= OBJECTIVE =
Where a line holds "JSON", copy it.

[Raw records]
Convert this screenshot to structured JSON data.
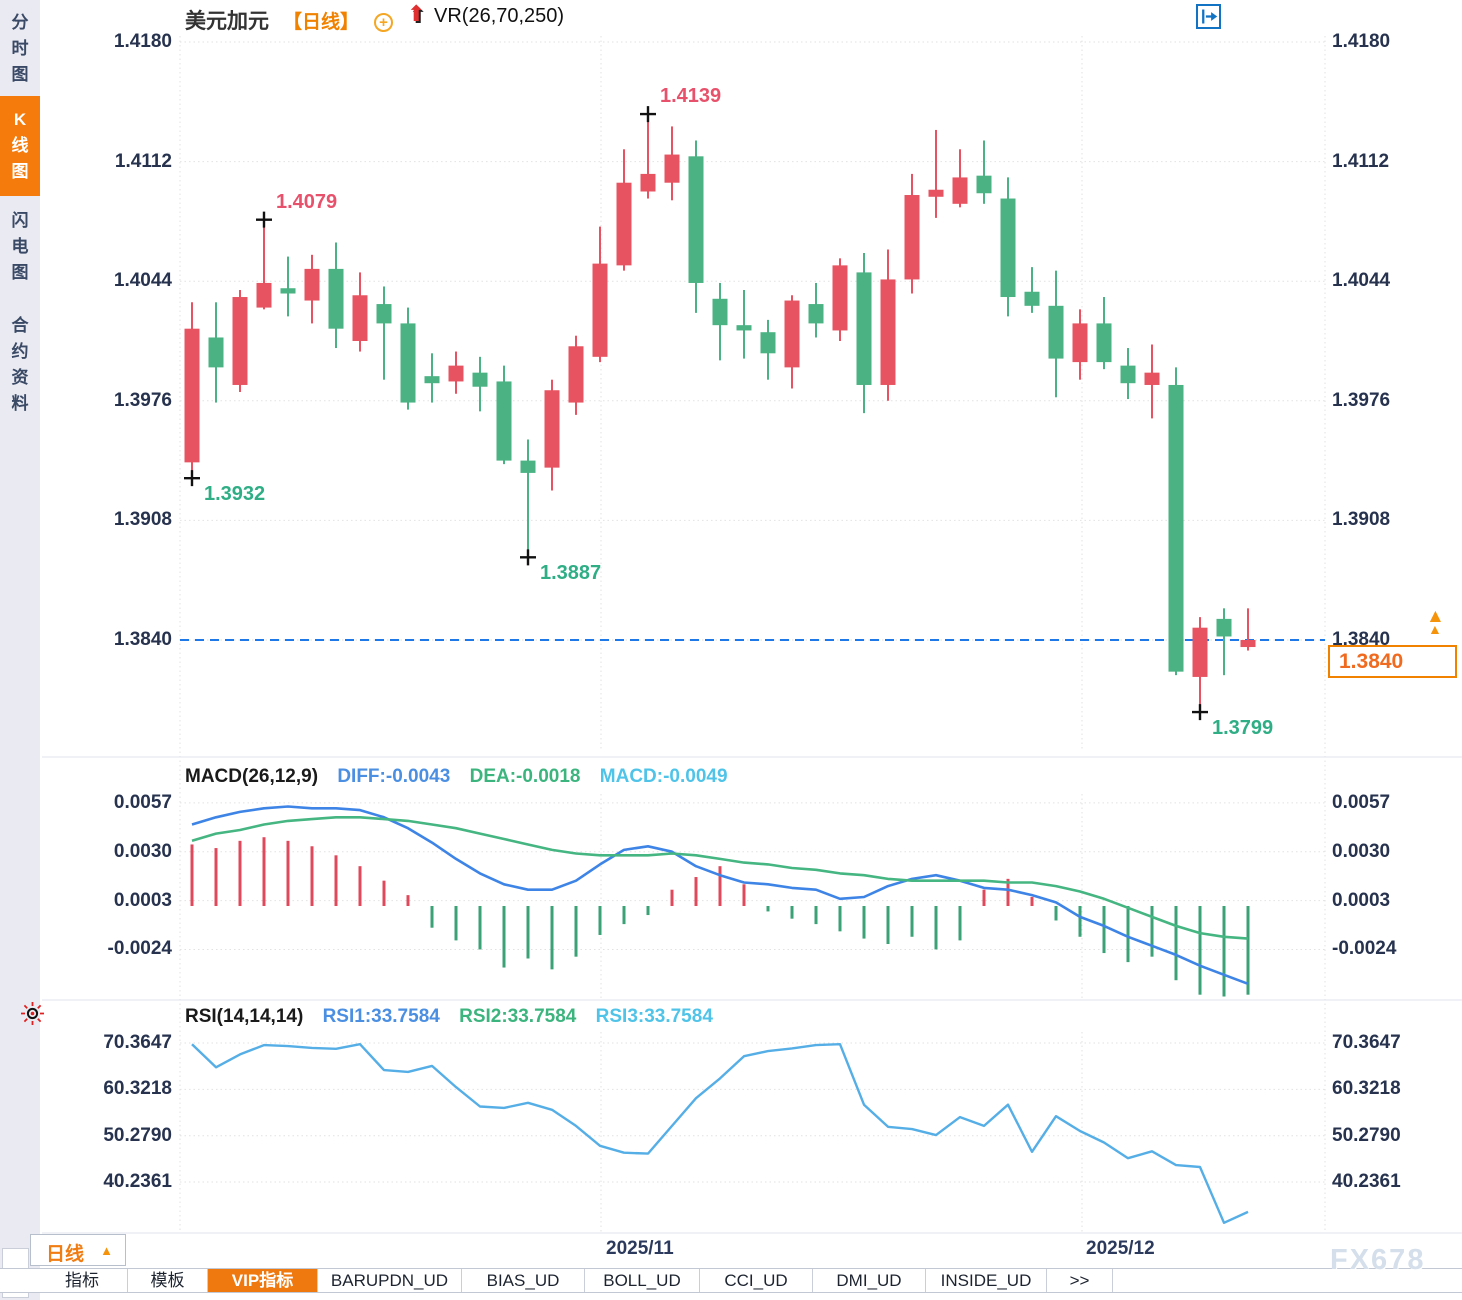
{
  "sidebar": {
    "tabs": [
      {
        "label": "分时图",
        "active": false
      },
      {
        "label": "K线图",
        "active": true
      },
      {
        "label": "闪电图",
        "active": false
      },
      {
        "label": "合约资料",
        "active": false
      }
    ]
  },
  "header": {
    "symbol": "美元加元",
    "period_tag": "【日线】",
    "circle_plus_glyph": "+",
    "overlay_indicator": "VR(26,70,250)"
  },
  "toolbar_icons": [
    "crosshair-tool",
    "axis-zoom-tool",
    "auto-scale-tool-active",
    "jump-to-latest-tool"
  ],
  "colors": {
    "up": "#e75360",
    "down": "#4ab283",
    "accent_orange": "#f08200",
    "diff_line": "#3d84e6",
    "dea_line": "#45b581",
    "rsi_line": "#55aee6",
    "dashed_price_line": "#1f78e8",
    "axis_label": "#26324e"
  },
  "current_price": {
    "value": "1.3840"
  },
  "x_axis": {
    "labels": [
      {
        "text": "2025/11"
      },
      {
        "text": "2025/12"
      }
    ]
  },
  "period_selector": {
    "label": "日线",
    "arrow": "▲"
  },
  "bottom_tabs": [
    {
      "label": "指标",
      "active": false
    },
    {
      "label": "模板",
      "active": false
    },
    {
      "label": "VIP指标",
      "active": true
    },
    {
      "label": "BARUPDN_UD",
      "active": false
    },
    {
      "label": "BIAS_UD",
      "active": false
    },
    {
      "label": "BOLL_UD",
      "active": false
    },
    {
      "label": "CCI_UD",
      "active": false
    },
    {
      "label": "DMI_UD",
      "active": false
    },
    {
      "label": "INSIDE_UD",
      "active": false
    },
    {
      "label": "&gt;&gt;",
      "active": false
    }
  ],
  "watermark": "FX678",
  "chart_data": [
    {
      "type": "candlestick",
      "title": "美元加元 日线 (USD/CAD daily)",
      "ylim": [
        1.377,
        1.419
      ],
      "y_tick_labels": [
        "1.4180",
        "1.4112",
        "1.4044",
        "1.3976",
        "1.3908",
        "1.3840"
      ],
      "y_tick_values": [
        1.418,
        1.4112,
        1.4044,
        1.3976,
        1.3908,
        1.384
      ],
      "dashed_price_line": 1.384,
      "up_color_meaning": "red = close above open (CN convention)",
      "candles_ohlc": [
        [
          1.3941,
          1.4032,
          1.3932,
          1.4017
        ],
        [
          1.4012,
          1.4032,
          1.3975,
          1.3995
        ],
        [
          1.3985,
          1.4039,
          1.3981,
          1.4035
        ],
        [
          1.4029,
          1.4079,
          1.4028,
          1.4043
        ],
        [
          1.404,
          1.4058,
          1.4024,
          1.4037
        ],
        [
          1.4033,
          1.4059,
          1.402,
          1.4051
        ],
        [
          1.4051,
          1.4066,
          1.4006,
          1.4017
        ],
        [
          1.401,
          1.4049,
          1.4004,
          1.4036
        ],
        [
          1.4031,
          1.4041,
          1.3988,
          1.402
        ],
        [
          1.402,
          1.4029,
          1.3971,
          1.3975
        ],
        [
          1.399,
          1.4003,
          1.3975,
          1.3986
        ],
        [
          1.3987,
          1.4004,
          1.398,
          1.3996
        ],
        [
          1.3992,
          1.4001,
          1.397,
          1.3984
        ],
        [
          1.3987,
          1.3996,
          1.394,
          1.3942
        ],
        [
          1.3942,
          1.3954,
          1.3887,
          1.3935
        ],
        [
          1.3938,
          1.3988,
          1.3925,
          1.3982
        ],
        [
          1.3975,
          1.4013,
          1.3968,
          1.4007
        ],
        [
          1.4001,
          1.4075,
          1.3998,
          1.4054
        ],
        [
          1.4053,
          1.4119,
          1.405,
          1.41
        ],
        [
          1.4095,
          1.4139,
          1.4091,
          1.4105
        ],
        [
          1.41,
          1.4132,
          1.409,
          1.4116
        ],
        [
          1.4115,
          1.4124,
          1.4026,
          1.4043
        ],
        [
          1.4034,
          1.4043,
          1.3999,
          1.4019
        ],
        [
          1.4019,
          1.4039,
          1.4,
          1.4016
        ],
        [
          1.4015,
          1.4022,
          1.3988,
          1.4003
        ],
        [
          1.3995,
          1.4036,
          1.3983,
          1.4033
        ],
        [
          1.4031,
          1.4043,
          1.4012,
          1.402
        ],
        [
          1.4016,
          1.4057,
          1.401,
          1.4053
        ],
        [
          1.4049,
          1.406,
          1.3969,
          1.3985
        ],
        [
          1.3985,
          1.4062,
          1.3976,
          1.4045
        ],
        [
          1.4045,
          1.4105,
          1.4037,
          1.4093
        ],
        [
          1.4092,
          1.413,
          1.408,
          1.4096
        ],
        [
          1.4088,
          1.4119,
          1.4086,
          1.4103
        ],
        [
          1.4104,
          1.4124,
          1.4088,
          1.4094
        ],
        [
          1.4091,
          1.4103,
          1.4024,
          1.4035
        ],
        [
          1.4038,
          1.4052,
          1.4026,
          1.403
        ],
        [
          1.403,
          1.405,
          1.3978,
          1.4
        ],
        [
          1.3998,
          1.4028,
          1.3988,
          1.402
        ],
        [
          1.402,
          1.4035,
          1.3994,
          1.3998
        ],
        [
          1.3996,
          1.4006,
          1.3977,
          1.3986
        ],
        [
          1.3985,
          1.4008,
          1.3966,
          1.3992
        ],
        [
          1.3985,
          1.3995,
          1.382,
          1.3822
        ],
        [
          1.3819,
          1.3853,
          1.3799,
          1.3847
        ],
        [
          1.3852,
          1.3858,
          1.382,
          1.3842
        ],
        [
          1.3836,
          1.3858,
          1.3834,
          1.384
        ]
      ],
      "annotations": [
        {
          "text": "1.4079",
          "candle_index": 3,
          "position": "high"
        },
        {
          "text": "1.4139",
          "candle_index": 19,
          "position": "high"
        },
        {
          "text": "1.3932",
          "candle_index": 0,
          "position": "low"
        },
        {
          "text": "1.3887",
          "candle_index": 14,
          "position": "low"
        },
        {
          "text": "1.3799",
          "candle_index": 42,
          "position": "low"
        }
      ]
    },
    {
      "type": "macd",
      "title": "MACD(26,12,9)",
      "readout_labels": [
        "DIFF:-0.0043",
        "DEA:-0.0018",
        "MACD:-0.0049"
      ],
      "y_tick_labels": [
        "0.0057",
        "0.0030",
        "0.0003",
        "-0.0024"
      ],
      "y_tick_values": [
        0.0057,
        0.003,
        0.0003,
        -0.0024
      ],
      "diff": [
        0.0045,
        0.0049,
        0.0052,
        0.0054,
        0.0055,
        0.0054,
        0.0054,
        0.0053,
        0.0049,
        0.0043,
        0.0035,
        0.0026,
        0.0018,
        0.0012,
        0.0009,
        0.0009,
        0.0014,
        0.0023,
        0.0031,
        0.0033,
        0.003,
        0.0022,
        0.0017,
        0.0013,
        0.0012,
        0.001,
        0.0009,
        0.0004,
        0.0005,
        0.0011,
        0.0015,
        0.0017,
        0.0014,
        0.001,
        0.0009,
        0.0006,
        0.0002,
        -0.0006,
        -0.0011,
        -0.0017,
        -0.0022,
        -0.0027,
        -0.0033,
        -0.0038,
        -0.0043
      ],
      "dea": [
        0.0036,
        0.004,
        0.0042,
        0.0045,
        0.0047,
        0.0048,
        0.0049,
        0.0049,
        0.0048,
        0.0047,
        0.0045,
        0.0043,
        0.004,
        0.0037,
        0.0034,
        0.0031,
        0.0029,
        0.0028,
        0.0028,
        0.0028,
        0.0029,
        0.0028,
        0.0026,
        0.0024,
        0.0023,
        0.0021,
        0.002,
        0.0018,
        0.0017,
        0.0015,
        0.0014,
        0.0014,
        0.0014,
        0.0014,
        0.0013,
        0.0013,
        0.0011,
        0.0008,
        0.0004,
        -0.0001,
        -0.0006,
        -0.0011,
        -0.0015,
        -0.0017,
        -0.0018
      ],
      "histogram": [
        0.0034,
        0.0032,
        0.0036,
        0.0038,
        0.0036,
        0.0033,
        0.0028,
        0.0022,
        0.0014,
        0.0006,
        -0.0012,
        -0.0019,
        -0.0024,
        -0.0034,
        -0.0029,
        -0.0035,
        -0.0028,
        -0.0016,
        -0.001,
        -0.0005,
        0.0009,
        0.0016,
        0.0022,
        0.0012,
        -0.0003,
        -0.0007,
        -0.001,
        -0.0014,
        -0.0018,
        -0.0021,
        -0.0017,
        -0.0024,
        -0.0019,
        0.0009,
        0.0015,
        0.0005,
        -0.0008,
        -0.0017,
        -0.0026,
        -0.0031,
        -0.0028,
        -0.0041,
        -0.0049,
        -0.005,
        -0.0049
      ]
    },
    {
      "type": "rsi",
      "title": "RSI(14,14,14)",
      "readout_labels": [
        "RSI1:33.7584",
        "RSI2:33.7584",
        "RSI3:33.7584"
      ],
      "y_tick_labels": [
        "70.3647",
        "60.3218",
        "50.2790",
        "40.2361"
      ],
      "y_tick_values": [
        70.3647,
        60.3218,
        50.279,
        40.2361
      ],
      "values": [
        70.1,
        65.1,
        67.9,
        69.9,
        69.7,
        69.3,
        69.1,
        70.1,
        64.5,
        64.1,
        65.4,
        60.8,
        56.6,
        56.3,
        57.4,
        55.9,
        52.4,
        48.1,
        46.6,
        46.4,
        52.4,
        58.4,
        62.7,
        67.5,
        68.6,
        69.2,
        69.9,
        70.1,
        57.0,
        52.2,
        51.7,
        50.4,
        54.3,
        52.4,
        57.0,
        46.8,
        54.5,
        51.3,
        48.8,
        45.4,
        46.9,
        43.9,
        43.5,
        31.4,
        33.7584
      ]
    }
  ]
}
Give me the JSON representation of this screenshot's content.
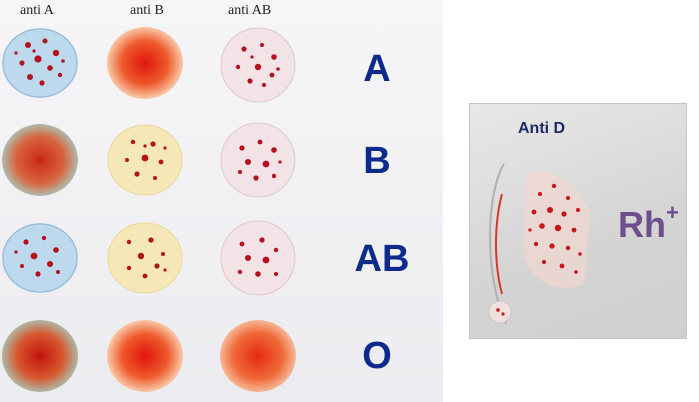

= EXERCISE ANSWER =
Convert this screenshot to structured JSON data.
Give me the JSON representation of this screenshot's content.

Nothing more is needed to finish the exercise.